Exercise requirements: Copy each line below exactly and leave the pictures out.

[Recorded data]
---------------
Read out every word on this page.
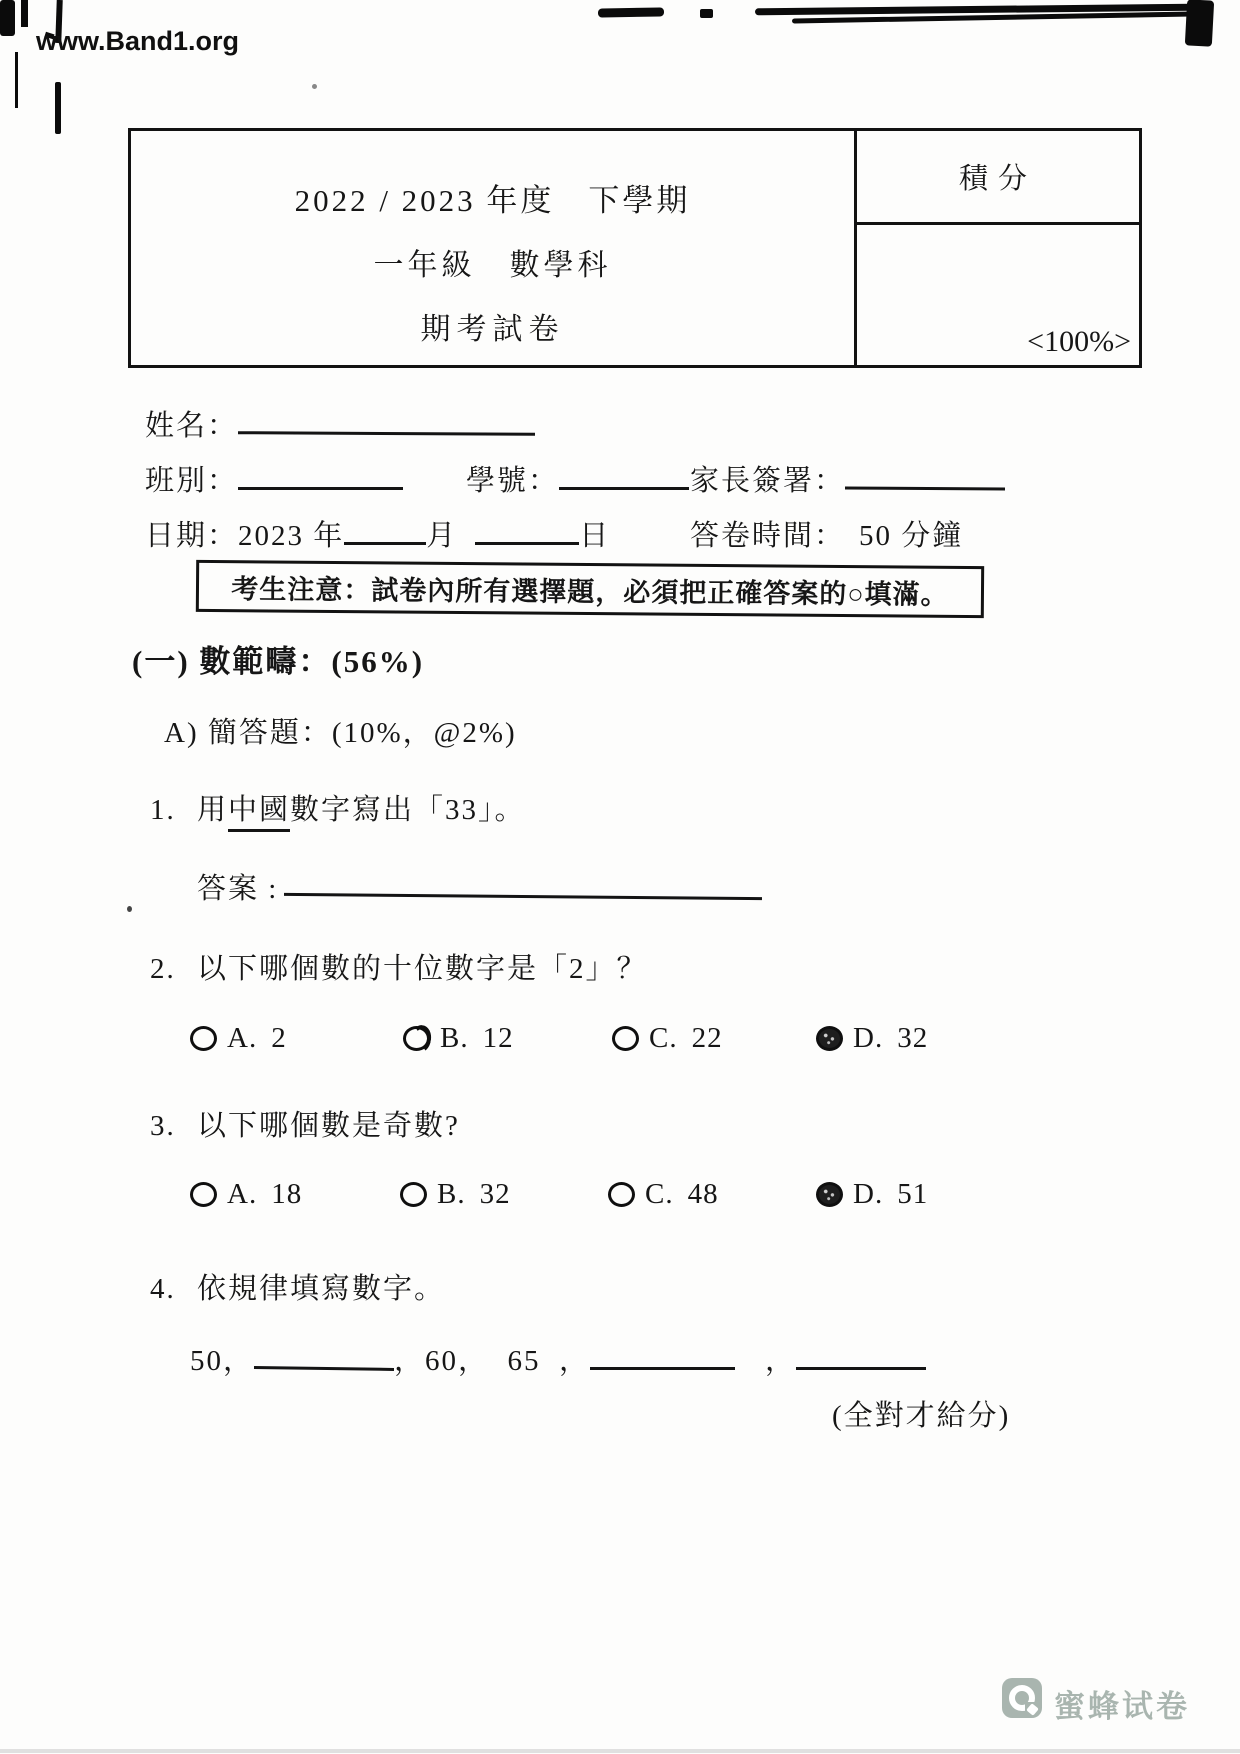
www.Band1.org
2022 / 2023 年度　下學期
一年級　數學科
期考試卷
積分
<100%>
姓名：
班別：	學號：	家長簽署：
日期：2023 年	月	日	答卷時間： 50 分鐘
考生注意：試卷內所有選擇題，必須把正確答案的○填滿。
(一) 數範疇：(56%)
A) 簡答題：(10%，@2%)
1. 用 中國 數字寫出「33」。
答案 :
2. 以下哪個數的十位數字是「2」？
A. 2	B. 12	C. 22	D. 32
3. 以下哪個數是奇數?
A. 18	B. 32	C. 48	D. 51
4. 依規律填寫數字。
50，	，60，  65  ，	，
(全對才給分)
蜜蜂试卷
---------------
Completed exercise:
Read out every word on this page.
www.Band1.org
2022 / 2023 年度　下學期
一年級　數學科
期考試卷
積分
<100%>
姓名：
班別：	學號：	家長簽署：
日期：2023 年	月	日	答卷時間： 50 分鐘
考生注意：試卷內所有選擇題，必須把正確答案的○填滿。
(一) 數範疇：(56%)
A) 簡答題：(10%，@2%)
1. 用 中國 數字寫出「33」。
答案 :
2. 以下哪個數的十位數字是「2」？
A. 2	B. 12	C. 22	D. 32
3. 以下哪個數是奇數?
A. 18	B. 32	C. 48	D. 51
4. 依規律填寫數字。
50，	，60，  65  ，	，
(全對才給分)
蜜蜂试卷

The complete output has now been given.